(Aangeleverde gegevens):
====

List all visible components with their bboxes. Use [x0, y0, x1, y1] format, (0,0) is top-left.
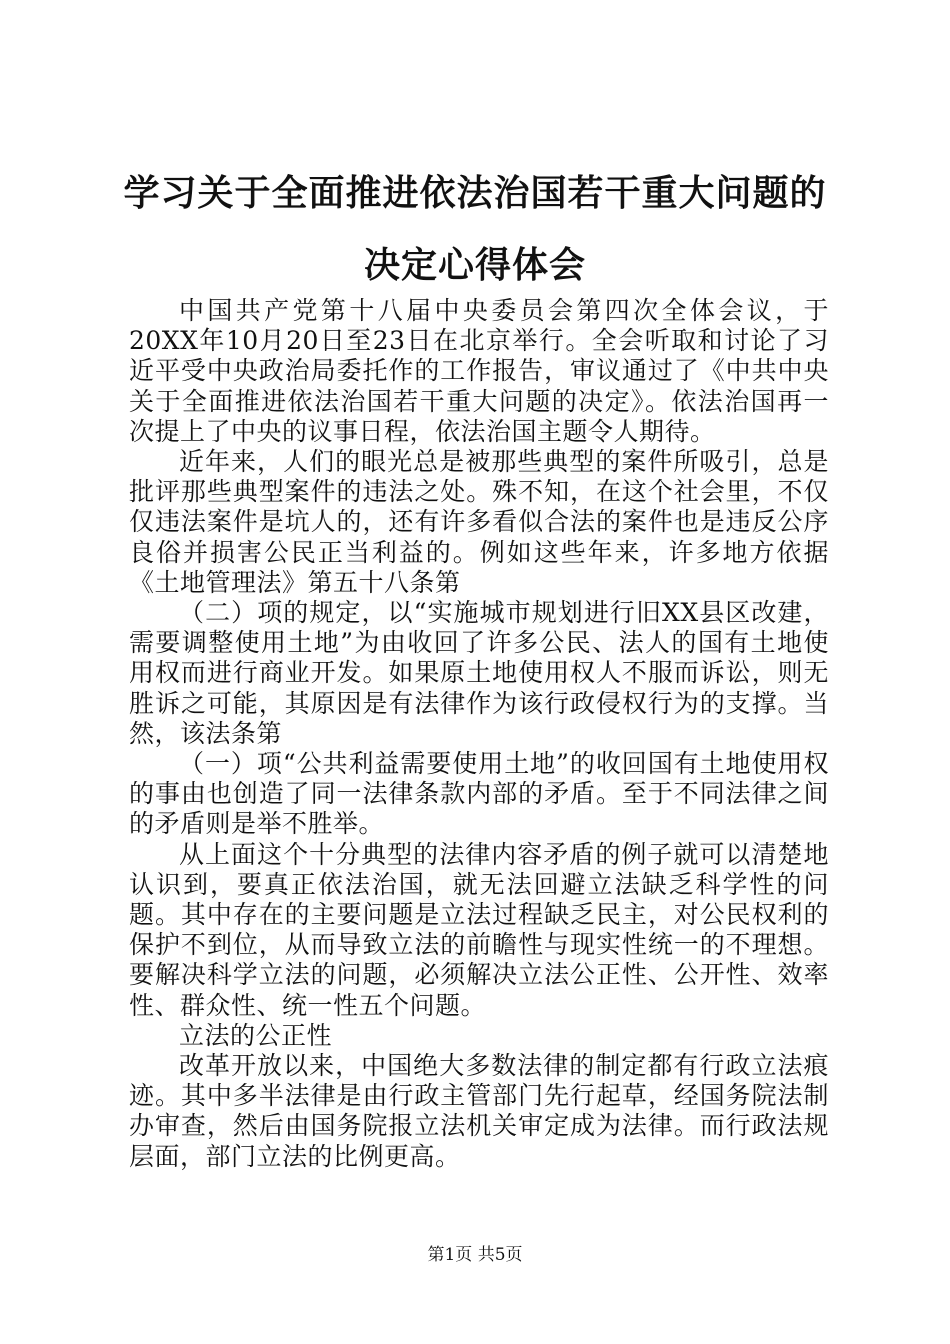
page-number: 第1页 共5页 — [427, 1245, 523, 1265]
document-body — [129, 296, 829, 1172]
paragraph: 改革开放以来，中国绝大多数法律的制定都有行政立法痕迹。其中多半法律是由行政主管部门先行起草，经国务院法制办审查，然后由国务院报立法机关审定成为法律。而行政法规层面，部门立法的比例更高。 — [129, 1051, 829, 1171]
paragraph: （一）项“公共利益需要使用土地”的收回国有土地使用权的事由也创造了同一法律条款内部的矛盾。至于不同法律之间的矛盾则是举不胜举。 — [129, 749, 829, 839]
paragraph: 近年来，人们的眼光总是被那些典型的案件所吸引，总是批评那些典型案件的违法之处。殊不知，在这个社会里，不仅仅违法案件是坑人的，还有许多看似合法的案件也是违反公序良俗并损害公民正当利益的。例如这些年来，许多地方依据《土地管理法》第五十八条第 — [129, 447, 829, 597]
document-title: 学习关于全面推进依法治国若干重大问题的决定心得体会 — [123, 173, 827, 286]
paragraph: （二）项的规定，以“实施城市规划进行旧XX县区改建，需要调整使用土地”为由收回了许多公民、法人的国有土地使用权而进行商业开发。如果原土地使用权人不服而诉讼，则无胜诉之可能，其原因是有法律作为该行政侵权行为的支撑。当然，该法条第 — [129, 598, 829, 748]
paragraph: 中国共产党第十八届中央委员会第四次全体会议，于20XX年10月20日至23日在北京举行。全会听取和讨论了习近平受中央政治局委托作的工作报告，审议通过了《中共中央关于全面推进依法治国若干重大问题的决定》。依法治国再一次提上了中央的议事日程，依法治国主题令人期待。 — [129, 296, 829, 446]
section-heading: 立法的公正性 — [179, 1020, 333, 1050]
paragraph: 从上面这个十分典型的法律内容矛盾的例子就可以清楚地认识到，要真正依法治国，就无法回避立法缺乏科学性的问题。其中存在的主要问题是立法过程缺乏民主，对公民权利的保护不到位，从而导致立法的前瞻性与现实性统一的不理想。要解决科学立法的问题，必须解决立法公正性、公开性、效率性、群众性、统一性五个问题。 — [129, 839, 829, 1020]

====

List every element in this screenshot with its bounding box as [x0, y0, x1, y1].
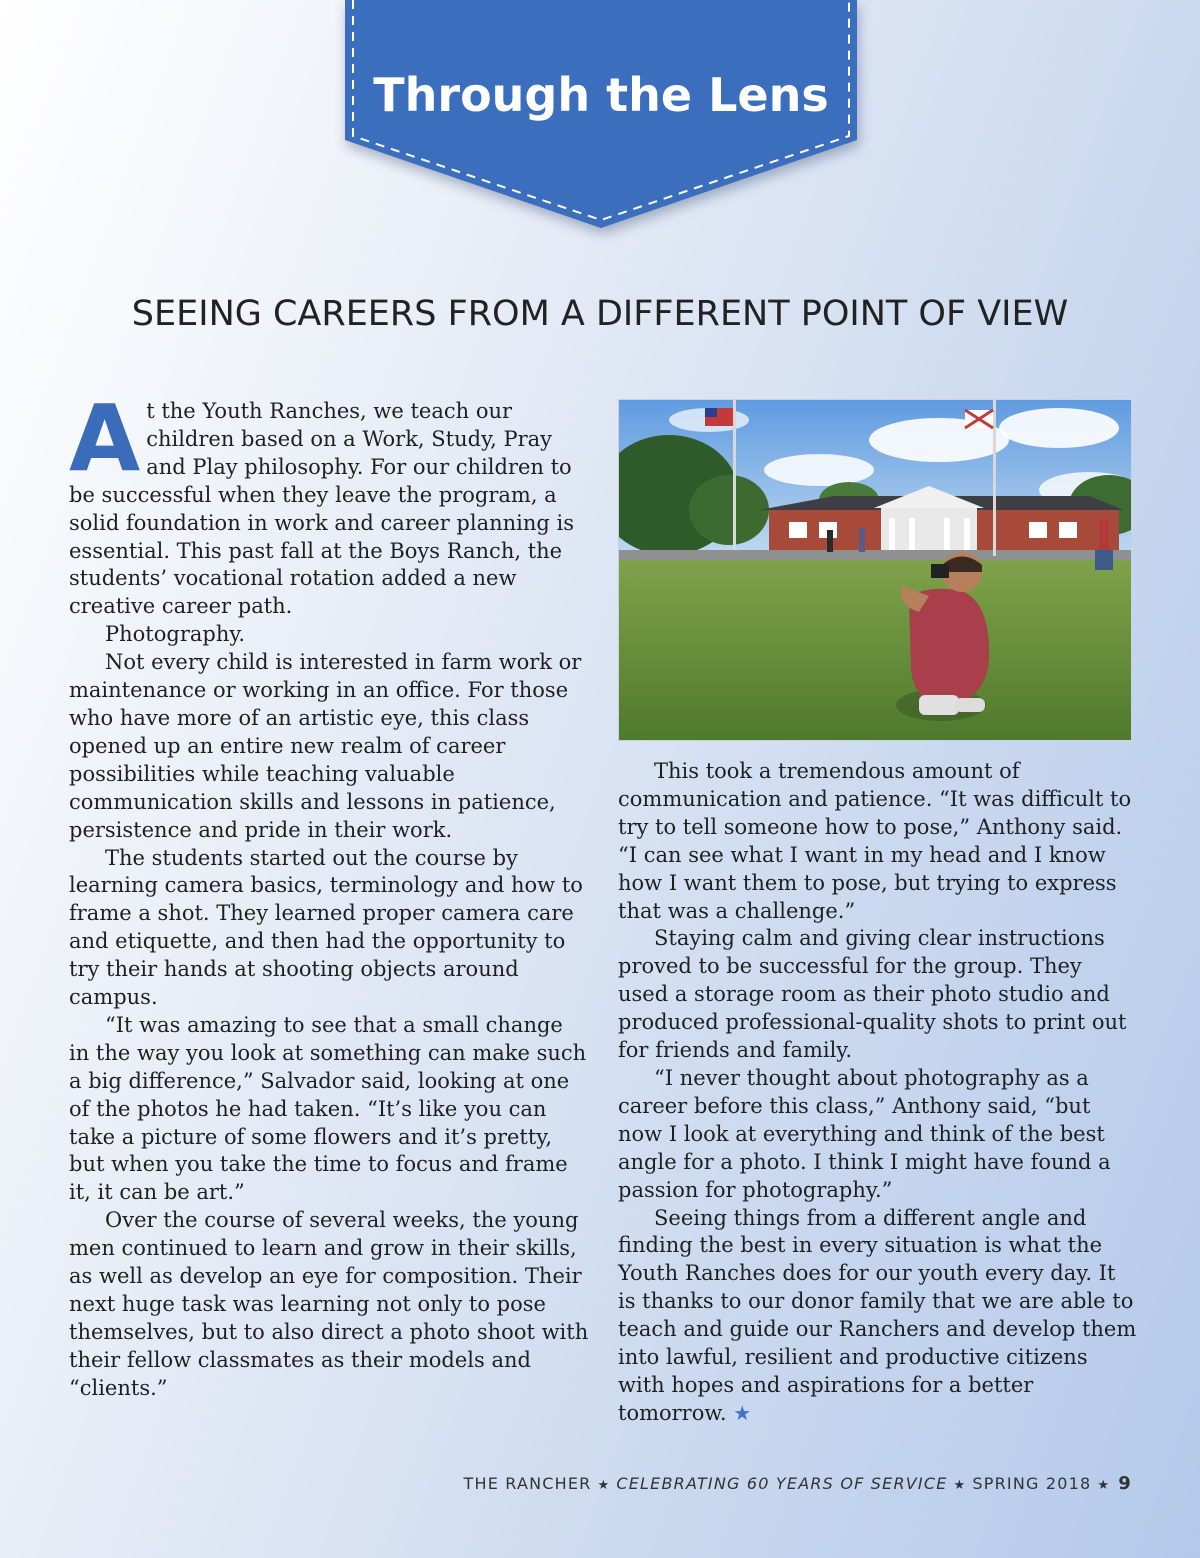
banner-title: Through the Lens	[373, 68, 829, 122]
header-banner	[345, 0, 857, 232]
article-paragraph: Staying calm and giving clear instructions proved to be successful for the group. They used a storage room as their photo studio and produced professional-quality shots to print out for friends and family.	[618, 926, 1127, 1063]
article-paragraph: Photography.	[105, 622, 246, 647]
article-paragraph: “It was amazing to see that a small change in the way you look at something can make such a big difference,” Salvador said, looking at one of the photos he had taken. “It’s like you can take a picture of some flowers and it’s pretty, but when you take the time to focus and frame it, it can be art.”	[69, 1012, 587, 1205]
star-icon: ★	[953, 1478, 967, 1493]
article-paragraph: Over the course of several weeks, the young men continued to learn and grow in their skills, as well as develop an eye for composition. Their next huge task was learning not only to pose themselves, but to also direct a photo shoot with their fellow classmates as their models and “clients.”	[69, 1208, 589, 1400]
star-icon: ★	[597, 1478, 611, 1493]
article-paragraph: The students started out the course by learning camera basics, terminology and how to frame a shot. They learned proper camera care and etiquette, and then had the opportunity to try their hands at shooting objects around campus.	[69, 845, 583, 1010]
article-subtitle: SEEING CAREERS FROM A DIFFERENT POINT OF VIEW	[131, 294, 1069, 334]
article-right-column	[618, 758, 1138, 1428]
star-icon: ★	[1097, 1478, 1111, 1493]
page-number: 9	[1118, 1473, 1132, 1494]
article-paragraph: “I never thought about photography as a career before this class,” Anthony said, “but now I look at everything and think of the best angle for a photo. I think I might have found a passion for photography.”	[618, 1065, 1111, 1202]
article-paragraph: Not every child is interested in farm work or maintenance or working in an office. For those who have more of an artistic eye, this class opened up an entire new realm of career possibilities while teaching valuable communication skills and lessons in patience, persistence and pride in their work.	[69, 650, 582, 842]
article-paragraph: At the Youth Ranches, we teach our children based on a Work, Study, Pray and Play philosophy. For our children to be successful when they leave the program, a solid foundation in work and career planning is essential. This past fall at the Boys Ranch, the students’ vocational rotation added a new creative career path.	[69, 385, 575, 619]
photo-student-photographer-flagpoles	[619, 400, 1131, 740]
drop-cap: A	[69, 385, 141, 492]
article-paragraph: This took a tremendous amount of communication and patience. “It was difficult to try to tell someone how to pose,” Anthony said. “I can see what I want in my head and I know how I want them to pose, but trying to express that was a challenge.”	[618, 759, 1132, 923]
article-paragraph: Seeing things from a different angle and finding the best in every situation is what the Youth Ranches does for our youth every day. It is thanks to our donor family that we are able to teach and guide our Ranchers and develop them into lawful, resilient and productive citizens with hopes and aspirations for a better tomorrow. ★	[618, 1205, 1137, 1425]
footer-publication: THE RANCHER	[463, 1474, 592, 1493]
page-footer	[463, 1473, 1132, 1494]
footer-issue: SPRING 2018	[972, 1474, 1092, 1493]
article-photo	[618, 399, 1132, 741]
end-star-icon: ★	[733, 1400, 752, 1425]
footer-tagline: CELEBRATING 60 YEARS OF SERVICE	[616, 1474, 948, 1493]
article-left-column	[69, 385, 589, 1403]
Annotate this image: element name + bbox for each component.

====

(Korte opdracht): Neem hierboven alles letterlijk over, van de regel met "List all visible" tot en met de regel met "839, 829, 1020]". Laat de afbeeldingen alsjeblieft weg uit je antwoord.

(Uitgewerkte oplossing):
List all visible components with their bboxes. Use [x0, y0, x1, y1] format, (0,0) is top-left.
page-number: 第1页 共5页 — [427, 1245, 523, 1265]
document-body — [129, 296, 829, 1172]
paragraph: 改革开放以来，中国绝大多数法律的制定都有行政立法痕迹。其中多半法律是由行政主管部门先行起草，经国务院法制办审查，然后由国务院报立法机关审定成为法律。而行政法规层面，部门立法的比例更高。 — [129, 1051, 829, 1171]
paragraph: （一）项“公共利益需要使用土地”的收回国有土地使用权的事由也创造了同一法律条款内部的矛盾。至于不同法律之间的矛盾则是举不胜举。 — [129, 749, 829, 839]
paragraph: 近年来，人们的眼光总是被那些典型的案件所吸引，总是批评那些典型案件的违法之处。殊不知，在这个社会里，不仅仅违法案件是坑人的，还有许多看似合法的案件也是违反公序良俗并损害公民正当利益的。例如这些年来，许多地方依据《土地管理法》第五十八条第 — [129, 447, 829, 597]
document-title: 学习关于全面推进依法治国若干重大问题的决定心得体会 — [123, 173, 827, 286]
paragraph: （二）项的规定，以“实施城市规划进行旧XX县区改建，需要调整使用土地”为由收回了许多公民、法人的国有土地使用权而进行商业开发。如果原土地使用权人不服而诉讼，则无胜诉之可能，其原因是有法律作为该行政侵权行为的支撑。当然，该法条第 — [129, 598, 829, 748]
paragraph: 中国共产党第十八届中央委员会第四次全体会议，于20XX年10月20日至23日在北京举行。全会听取和讨论了习近平受中央政治局委托作的工作报告，审议通过了《中共中央关于全面推进依法治国若干重大问题的决定》。依法治国再一次提上了中央的议事日程，依法治国主题令人期待。 — [129, 296, 829, 446]
section-heading: 立法的公正性 — [179, 1020, 333, 1050]
paragraph: 从上面这个十分典型的法律内容矛盾的例子就可以清楚地认识到，要真正依法治国，就无法回避立法缺乏科学性的问题。其中存在的主要问题是立法过程缺乏民主，对公民权利的保护不到位，从而导致立法的前瞻性与现实性统一的不理想。要解决科学立法的问题，必须解决立法公正性、公开性、效率性、群众性、统一性五个问题。 — [129, 839, 829, 1020]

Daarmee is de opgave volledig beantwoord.